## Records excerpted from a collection
◇ ◇ ◇

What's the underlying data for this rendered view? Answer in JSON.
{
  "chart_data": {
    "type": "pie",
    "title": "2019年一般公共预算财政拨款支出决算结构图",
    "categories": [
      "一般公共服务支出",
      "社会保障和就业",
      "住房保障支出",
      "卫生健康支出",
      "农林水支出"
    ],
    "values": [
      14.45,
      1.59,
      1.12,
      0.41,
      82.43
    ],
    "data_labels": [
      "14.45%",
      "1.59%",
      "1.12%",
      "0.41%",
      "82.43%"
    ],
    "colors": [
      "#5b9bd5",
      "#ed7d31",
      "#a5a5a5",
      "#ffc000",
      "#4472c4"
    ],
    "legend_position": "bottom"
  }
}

◇ ◇ ◇

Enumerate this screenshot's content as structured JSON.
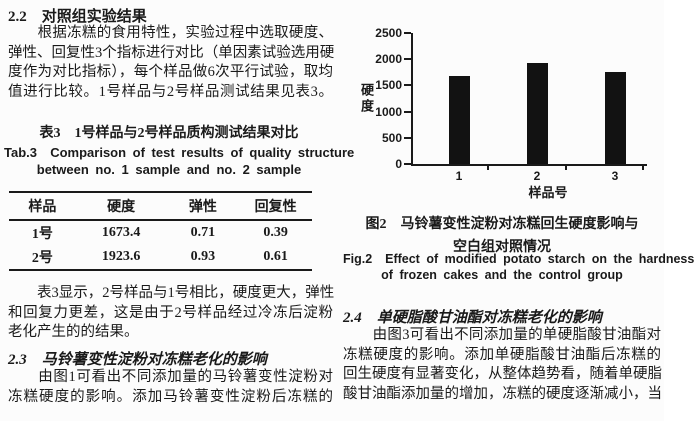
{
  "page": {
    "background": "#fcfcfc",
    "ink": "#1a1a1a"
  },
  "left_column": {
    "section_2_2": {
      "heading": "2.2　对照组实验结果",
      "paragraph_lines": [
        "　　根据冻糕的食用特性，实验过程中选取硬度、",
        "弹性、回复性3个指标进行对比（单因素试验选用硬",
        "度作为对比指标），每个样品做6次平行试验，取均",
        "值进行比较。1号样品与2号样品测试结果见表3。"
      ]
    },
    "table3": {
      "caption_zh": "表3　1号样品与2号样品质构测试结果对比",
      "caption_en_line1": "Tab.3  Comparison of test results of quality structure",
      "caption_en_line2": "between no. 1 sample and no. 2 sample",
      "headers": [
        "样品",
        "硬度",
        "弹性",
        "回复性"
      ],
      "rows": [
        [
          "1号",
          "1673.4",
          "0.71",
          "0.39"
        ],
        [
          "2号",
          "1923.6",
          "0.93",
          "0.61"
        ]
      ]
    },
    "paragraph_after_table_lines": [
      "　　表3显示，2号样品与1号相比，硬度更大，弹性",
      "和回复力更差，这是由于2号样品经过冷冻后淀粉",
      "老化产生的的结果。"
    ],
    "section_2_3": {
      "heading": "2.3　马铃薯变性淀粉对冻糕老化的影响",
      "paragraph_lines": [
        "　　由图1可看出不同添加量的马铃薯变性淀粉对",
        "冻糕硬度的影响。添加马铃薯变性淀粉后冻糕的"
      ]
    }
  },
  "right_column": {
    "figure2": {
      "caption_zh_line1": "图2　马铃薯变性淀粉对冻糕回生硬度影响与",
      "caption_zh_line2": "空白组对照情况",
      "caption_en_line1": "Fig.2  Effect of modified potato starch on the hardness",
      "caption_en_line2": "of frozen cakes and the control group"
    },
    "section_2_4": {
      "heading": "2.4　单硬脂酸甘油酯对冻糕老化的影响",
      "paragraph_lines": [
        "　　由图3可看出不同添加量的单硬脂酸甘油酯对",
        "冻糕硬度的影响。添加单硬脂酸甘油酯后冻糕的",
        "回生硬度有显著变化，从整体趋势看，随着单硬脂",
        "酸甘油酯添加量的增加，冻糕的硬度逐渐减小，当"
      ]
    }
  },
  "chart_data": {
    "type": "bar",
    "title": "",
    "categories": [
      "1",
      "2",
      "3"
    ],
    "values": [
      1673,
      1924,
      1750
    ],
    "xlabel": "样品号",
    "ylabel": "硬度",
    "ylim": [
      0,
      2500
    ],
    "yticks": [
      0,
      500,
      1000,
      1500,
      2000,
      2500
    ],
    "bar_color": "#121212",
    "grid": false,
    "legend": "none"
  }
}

◇ ◇ ◇

## GIVEN EXERCISE
Pick out the lines that contain "this" and copy them.

## COMPLETE RESPONSE
What's the underlying data for this rendered view? Answer in JSON.
Enumerate this screenshot's content as structured JSON.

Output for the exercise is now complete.